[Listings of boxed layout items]
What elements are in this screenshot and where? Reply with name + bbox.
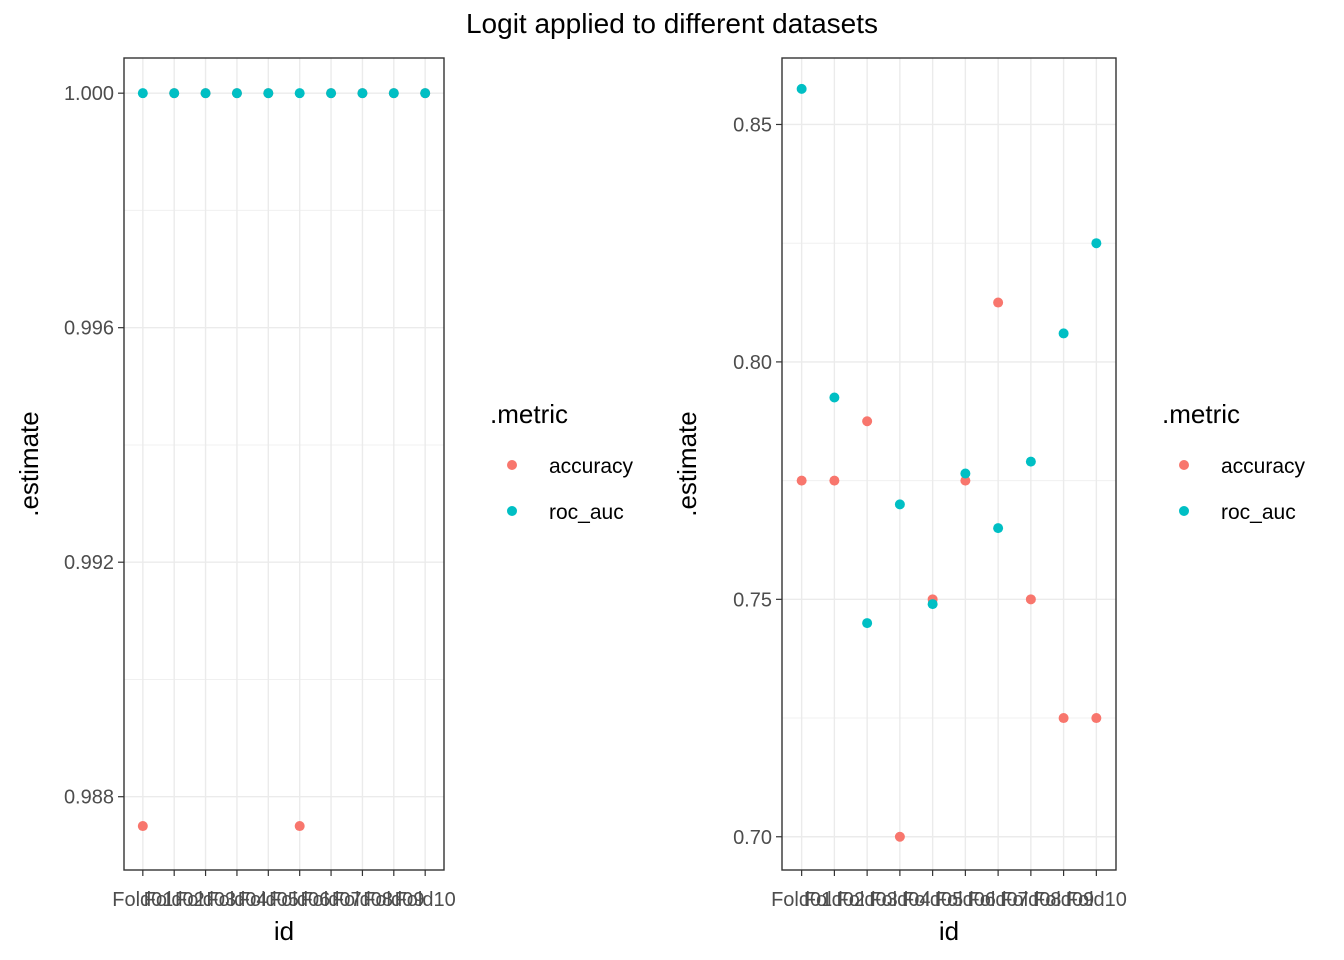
y-tick-label: 0.75: [733, 589, 772, 611]
legend-label-roc_auc: roc_auc: [549, 501, 624, 524]
legend: .metric accuracy roc_auc: [490, 399, 634, 524]
chart-title: Logit applied to different datasets: [466, 8, 878, 39]
legend-key-roc_auc: [1179, 506, 1189, 516]
point-accuracy: [993, 297, 1004, 308]
point-roc_auc: [263, 88, 274, 99]
x-tick-label: Fold01: [771, 889, 832, 911]
y-axis-title: .estimate: [14, 411, 44, 517]
x-tick-label: Fold09: [1033, 889, 1094, 911]
legend-label-accuracy: accuracy: [549, 455, 634, 478]
point-accuracy: [862, 416, 873, 427]
legend: .metric accuracy roc_auc: [1162, 399, 1306, 524]
point-roc_auc: [796, 83, 807, 94]
x-axis-title: id: [274, 916, 294, 946]
point-roc_auc: [388, 88, 399, 99]
point-roc_auc: [829, 392, 840, 403]
point-roc_auc: [1058, 328, 1069, 339]
point-accuracy: [829, 475, 840, 486]
point-roc_auc: [294, 88, 305, 99]
point-accuracy: [796, 475, 807, 486]
x-tick-label: Fold04: [869, 889, 930, 911]
point-roc_auc: [927, 599, 938, 610]
x-tick-label: Fold07: [968, 889, 1029, 911]
point-roc_auc: [326, 88, 337, 99]
legend-title: .metric: [490, 399, 568, 429]
x-tick-label: Fold06: [935, 889, 996, 911]
legend-label-roc_auc: roc_auc: [1221, 501, 1296, 524]
point-accuracy: [294, 821, 305, 832]
panel-2: 0.70 0.75 0.80 0.85 Fold01Fold02Fold03Fold04…: [672, 57, 1306, 946]
x-tick-label: Fold03: [837, 889, 898, 911]
y-tick-label: 0.988: [64, 787, 114, 809]
x-tick-label: Fold02: [144, 889, 205, 911]
y-tick-label: 0.85: [733, 114, 772, 136]
y-tick-label: 0.70: [733, 827, 772, 849]
panel-1: 0.9880.9920.9961.000Fold01Fold02Fold03Fo…: [14, 57, 634, 946]
panel-border: [781, 57, 1117, 871]
x-tick-label: Fold10: [1066, 889, 1127, 911]
x-tick-label: Fold04: [206, 889, 267, 911]
x-tick-label: Fold08: [332, 889, 393, 911]
point-accuracy: [1091, 713, 1102, 724]
point-roc_auc: [960, 468, 971, 479]
x-axis-title: id: [939, 916, 959, 946]
y-tick-label: 0.996: [64, 318, 114, 340]
point-accuracy: [894, 831, 905, 842]
point-roc_auc: [357, 88, 368, 99]
legend-label-accuracy: accuracy: [1221, 455, 1306, 478]
y-tick-label: 1.000: [64, 83, 114, 105]
y-tick-label: 0.80: [733, 352, 772, 374]
x-tick-label: Fold06: [269, 889, 330, 911]
y-tick-label: 0.992: [64, 552, 114, 574]
x-tick-label: Fold03: [175, 889, 236, 911]
x-tick-label: Fold05: [902, 889, 963, 911]
point-roc_auc: [862, 618, 873, 629]
x-tick-label: Fold08: [1000, 889, 1061, 911]
legend-key-accuracy: [1179, 460, 1189, 470]
point-roc_auc: [231, 88, 242, 99]
x-tick-label: Fold07: [300, 889, 361, 911]
legend-title: .metric: [1162, 399, 1240, 429]
point-accuracy: [137, 821, 148, 832]
point-accuracy: [1058, 713, 1069, 724]
point-roc_auc: [137, 88, 148, 99]
point-roc_auc: [169, 88, 180, 99]
point-roc_auc: [1091, 238, 1102, 249]
legend-key-accuracy: [507, 460, 517, 470]
x-tick-label: Fold09: [363, 889, 424, 911]
x-tick-label: Fold10: [395, 889, 456, 911]
x-tick-label: Fold01: [112, 889, 173, 911]
point-roc_auc: [894, 499, 905, 510]
point-accuracy: [1025, 594, 1036, 605]
point-roc_auc: [420, 88, 431, 99]
point-roc_auc: [993, 523, 1004, 534]
point-accuracy: [960, 475, 971, 486]
y-axis-title: .estimate: [672, 411, 702, 517]
legend-key-roc_auc: [507, 506, 517, 516]
panel-border: [123, 57, 445, 871]
x-tick-label: Fold05: [238, 889, 299, 911]
x-tick-label: Fold02: [804, 889, 865, 911]
point-roc_auc: [1025, 456, 1036, 467]
point-roc_auc: [200, 88, 211, 99]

--- Problem statement ---
In the entries above, copy out unchanged the lines starting at the one containing "y-tick-label: 0.75: [733, 589, 772, 611]" and ending at the one containing "point-roc_auc: [1058, 328, 1069, 339]", with both of those lines included.

--- Solution ---
y-tick-label: 0.75: [733, 589, 772, 611]
legend-label-roc_auc: roc_auc: [549, 501, 624, 524]
legend: .metric accuracy roc_auc: [490, 399, 634, 524]
chart-title: Logit applied to different datasets: [466, 8, 878, 39]
legend-key-roc_auc: [1179, 506, 1189, 516]
point-accuracy: [993, 297, 1004, 308]
point-roc_auc: [263, 88, 274, 99]
x-tick-label: Fold01: [771, 889, 832, 911]
y-axis-title: .estimate: [14, 411, 44, 517]
x-tick-label: Fold09: [1033, 889, 1094, 911]
legend-label-accuracy: accuracy: [549, 455, 634, 478]
point-accuracy: [862, 416, 873, 427]
legend: .metric accuracy roc_auc: [1162, 399, 1306, 524]
point-roc_auc: [796, 83, 807, 94]
x-axis-title: id: [274, 916, 294, 946]
point-roc_auc: [388, 88, 399, 99]
point-roc_auc: [829, 392, 840, 403]
point-roc_auc: [1058, 328, 1069, 339]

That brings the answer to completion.